Continue the text on LR03 alkaline battery production from the point where it stops.

Reading text:
>> Start

The production of alkaline LR03 batteries is a complex and precise systematic project, involving 10+ core processes, from raw material selection to finished product testing. The entire process requires strict control of temperature, humidity, and process parameters to ensure the consistency and stability of battery performance. A fully automated production line can complete all processes from positive electrode ring pressing to final sealing, with an efficiency of up to 800 pieces per minute.
High-quality raw materials are the premise of producing high-performance LR03 batteries. The core raw materials include positive electrode materials, negative electrode materials, electrolyte, separator, and shell, each of which has strict selection standards:
Positive Electrode Materials: High-purity manganese dioxide (MnO₂) and graphite are the main components. Manganese dioxide with a purity of more than 90% is selected as the oxidizing agent, and graphite is added as a conductive agent to enhance electron transfer efficiency. The two are mixed uniformly to form a black granular material for subsequent pressing.
Negative Electrode Materials: High-purity zinc powder (purity ≥99.9%) is used, which is processed into a porous structure to increase the contact area with the electrolyte. Sometimes titanium additives are added to improve the reactivity of the zinc powder, ensuring stable electron release during the reaction.
Electrolyte: A concentrated potassium hydroxide (KOH) solution with a mass fraction of 30% to 40% is prepared, which has high ionic conductivity. The preparation process uses precision metering pumps to ensure the accuracy of the concentration, with an error of no more than ±0.1g.

>> End

Layout element annotations
>> Start

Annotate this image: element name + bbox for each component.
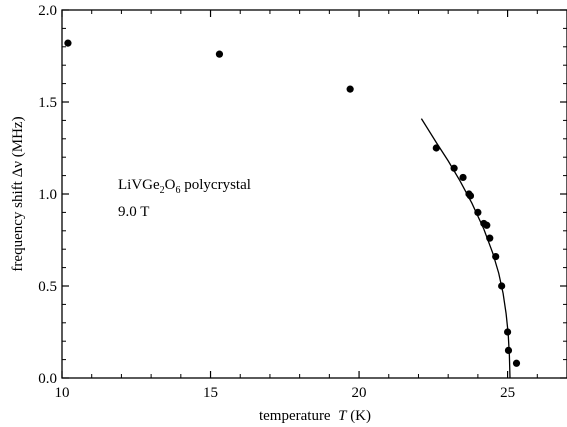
data-point (346, 85, 354, 93)
y-tick-label: 1.0 (38, 187, 57, 203)
y-axis-label: frequency shift Δν (MHz) (10, 116, 26, 271)
data-point (64, 39, 72, 47)
data-point (474, 208, 482, 216)
y-tick-label: 2.0 (38, 3, 57, 19)
x-tick-label: 25 (500, 385, 515, 401)
data-point (483, 221, 491, 229)
fit-curve (420, 118, 511, 379)
annotation-line2: 9.0 T (118, 204, 149, 220)
x-tick-labels: 10 15 20 25 (55, 385, 516, 401)
x-tick-label: 20 (352, 385, 367, 401)
x-tick-label: 15 (203, 385, 218, 401)
x-axis-label: temperature T (K) (259, 408, 371, 424)
data-point (459, 173, 467, 182)
data-point (512, 359, 521, 367)
y-tick-label: 0.0 (38, 371, 57, 387)
data-point (450, 164, 458, 172)
y-tick-label: 1.5 (38, 95, 57, 111)
x-tick-label: 10 (55, 385, 70, 401)
annotation-line1: LiVGe2O6 polycrystal (118, 177, 251, 196)
data-marks (64, 39, 521, 379)
plot-frame (61, 9, 567, 379)
y-tick-label: 0.5 (38, 279, 57, 295)
ticks (61, 9, 567, 379)
data-point (215, 50, 224, 58)
y-tick-labels: 0.0 0.5 1.0 1.5 2.0 (38, 3, 57, 387)
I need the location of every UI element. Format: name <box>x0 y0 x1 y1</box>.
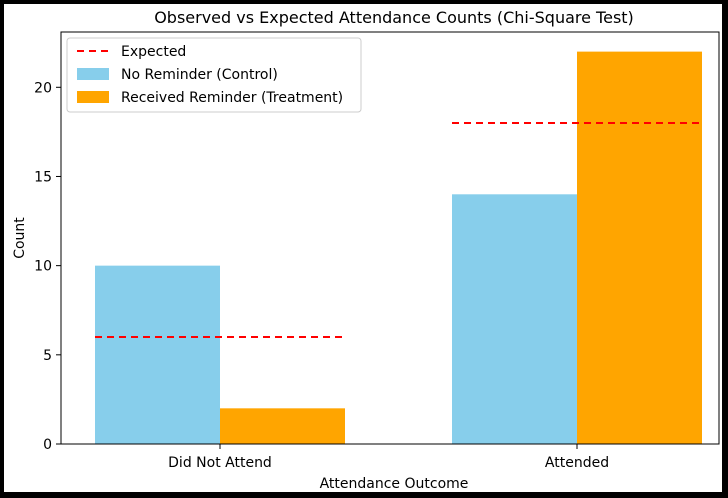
y-tick-label-1: 5 <box>43 348 52 364</box>
x-tick-label-0: Did Not Attend <box>168 455 272 471</box>
legend-swatch-1 <box>77 68 109 80</box>
x-tick-label-1: Attended <box>545 455 609 471</box>
legend: Expected No Reminder (Control) Received Re… <box>66 37 362 113</box>
bar-0-0 <box>95 265 220 444</box>
bar-1-0 <box>452 194 577 444</box>
legend-label-1: No Reminder (Control) <box>121 67 278 83</box>
legend-box <box>66 37 362 113</box>
y-axis-label: Count <box>12 217 28 259</box>
chart-title: Observed vs Expected Attendance Counts (… <box>154 8 634 27</box>
bar-1-1 <box>577 51 702 444</box>
bar-0-1 <box>220 408 345 444</box>
plot-area: Did Not Attend Attended 0 5 10 15 20 <box>34 51 702 471</box>
y-tick-label-0: 0 <box>43 437 52 453</box>
legend-label-0: Expected <box>121 44 186 60</box>
x-axis-label: Attendance Outcome <box>320 476 469 492</box>
y-tick-label-2: 10 <box>34 259 52 275</box>
chart-frame: Observed vs Expected Attendance Counts (… <box>4 4 722 492</box>
bar-chart: Observed vs Expected Attendance Counts (… <box>12 8 720 492</box>
y-tick-label-4: 20 <box>34 80 52 96</box>
plot-border <box>60 31 720 445</box>
legend-label-2: Received Reminder (Treatment) <box>121 90 343 106</box>
legend-swatch-2 <box>77 91 109 103</box>
y-tick-label-3: 15 <box>34 169 52 185</box>
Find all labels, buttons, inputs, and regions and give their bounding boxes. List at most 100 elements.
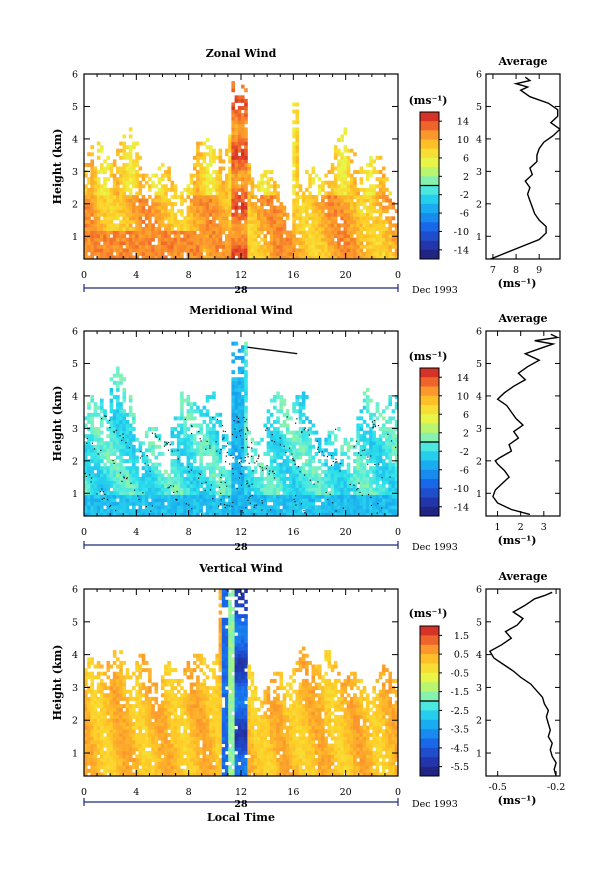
heatmap-cell <box>103 487 107 492</box>
heatmap-cell <box>369 194 373 199</box>
contour-dot <box>226 504 228 506</box>
heatmap-cell <box>394 241 398 246</box>
heatmap-cell <box>180 441 184 446</box>
heatmap-cell <box>167 512 171 516</box>
heatmap-cell <box>247 162 252 167</box>
heatmap-cell <box>122 469 127 474</box>
heatmap-cell <box>173 202 178 207</box>
heatmap-cell <box>186 241 191 246</box>
contour-dot <box>101 488 103 490</box>
heatmap-cell <box>266 194 271 199</box>
heatmap-cell <box>340 223 344 228</box>
heatmap-cell <box>116 462 120 467</box>
heatmap-cell <box>176 512 181 516</box>
heatmap-cell <box>314 216 319 221</box>
heatmap-cell <box>231 88 235 93</box>
heatmap-cell <box>285 212 290 217</box>
heatmap-cell <box>100 223 104 228</box>
heatmap-cell <box>298 437 303 442</box>
heatmap-cell <box>208 512 213 516</box>
profile-line <box>490 76 560 259</box>
heatmap-cell <box>138 244 143 249</box>
heatmap-cell <box>135 141 139 146</box>
heatmap-cell <box>372 423 376 428</box>
heatmap-cell <box>244 352 248 357</box>
heatmap-cell <box>285 241 290 246</box>
heatmap-cell <box>157 462 162 467</box>
heatmap-cell <box>244 345 248 350</box>
heatmap-cell <box>244 212 248 217</box>
heatmap-cell <box>192 255 197 259</box>
heatmap-cell <box>231 141 235 146</box>
heatmap-cell <box>327 226 332 231</box>
heatmap-cell <box>257 512 261 516</box>
heatmap-cell <box>93 230 98 235</box>
heatmap-cell <box>285 462 290 467</box>
heatmap-cell <box>269 209 274 214</box>
heatmap-cell <box>141 202 146 207</box>
heatmap-cell <box>196 205 200 210</box>
heatmap-cell <box>173 230 178 235</box>
heatmap-cell <box>385 491 389 496</box>
heatmap-cell <box>221 494 226 499</box>
heatmap-cell <box>237 173 242 178</box>
heatmap-cell <box>170 466 175 471</box>
heatmap-cell <box>106 226 111 231</box>
contour-dot <box>146 455 148 457</box>
heatmap-cell <box>276 248 280 253</box>
heatmap-cell <box>394 508 398 513</box>
heatmap-cell <box>96 251 101 256</box>
heatmap-cell <box>298 455 303 460</box>
heatmap-cell <box>87 162 91 167</box>
heatmap-cell <box>269 494 274 499</box>
heatmap-cell <box>295 512 300 516</box>
heatmap-cell <box>128 412 133 417</box>
heatmap-cell <box>282 441 287 446</box>
heatmap-cell <box>103 473 107 478</box>
heatmap-cell <box>292 451 296 456</box>
heatmap-cell <box>106 441 111 446</box>
heatmap-cell <box>349 198 354 203</box>
heatmap-cell <box>106 230 111 235</box>
heatmap-cell <box>324 473 328 478</box>
heatmap-cell <box>144 483 149 488</box>
heatmap-cell <box>311 473 316 478</box>
contour-dot <box>93 448 96 450</box>
heatmap-cell <box>372 441 376 446</box>
heatmap-cell <box>151 212 155 217</box>
heatmap-cell <box>199 155 203 160</box>
heatmap-cell <box>116 230 120 235</box>
heatmap-cell <box>372 234 376 239</box>
heatmap-cell <box>257 491 261 496</box>
heatmap-cell <box>241 466 245 471</box>
heatmap-cell <box>372 459 376 464</box>
heatmap-cell <box>353 476 357 481</box>
heatmap-cell <box>260 505 264 510</box>
heatmap-cell <box>241 184 245 189</box>
heatmap-cell <box>282 512 287 516</box>
heatmap-cell <box>106 155 111 160</box>
heatmap-cell <box>196 448 200 453</box>
heatmap-cell <box>205 412 210 417</box>
heatmap-cell <box>385 430 389 435</box>
heatmap-cell <box>394 473 398 478</box>
heatmap-cell <box>266 498 271 503</box>
heatmap-cell <box>192 476 197 481</box>
heatmap-cell <box>260 212 264 217</box>
heatmap-cell <box>276 209 280 214</box>
heatmap-cell <box>212 459 216 464</box>
heatmap-cell <box>343 191 348 196</box>
heatmap-cell <box>388 216 392 221</box>
heatmap-cell <box>90 505 95 510</box>
heatmap-cell <box>263 487 268 492</box>
contour-dot <box>304 427 306 429</box>
heatmap-cell <box>128 166 133 171</box>
heatmap-cell <box>231 155 235 160</box>
heatmap-cell <box>337 476 341 481</box>
heatmap-cell <box>346 448 351 453</box>
heatmap-cell <box>365 387 370 392</box>
heatmap-cell <box>87 255 91 259</box>
heatmap-cell <box>343 166 348 171</box>
heatmap-cell <box>308 505 312 510</box>
heatmap-cell <box>282 494 287 499</box>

>> End

Right answer:
Separator: A porous insulating membrane (usually made of nylon or polypropylene) is selected, which has high porosity and good ion permeability, ensuring that hydroxide ions can pass freely while separating the positive and negative electrodes to prevent short circuits.
Shell and Sealing Materials: A thin steel shell is used as the positive current collector, which is corrosion-resistant and has good electrical conductivity. The sealing materials include special nylon plugs and imported sealants to ensure tight sealing and prevent electrolyte leakage.
The production process of LR03 alkaline batteries is divided into 12 key stages, each of which has strict process requirements and quality control points:
Positive Electrode Ring Pressing: The mixed positive electrode material (manganese dioxide + graphite) is pressed into cylindrical rings by a press. Each LR03 battery usually requires 3 positive electrode rings, which are pressed with uniform density to ensure consistent conductivity and reaction efficiency.
Steel Shell Pretreatment: The steel shell is cleaned and dried to remove surface oil and impurities, then the inner wall of the shell bottom is coated with sealant to lay the foundation for subsequent sealing.
Positive Electrode Ring Installation: The pressed positive electrode rings are sequentially loaded into the steel shell, and the gap between the rings is filled to ensure close contact and avoid poor contact affecting current output.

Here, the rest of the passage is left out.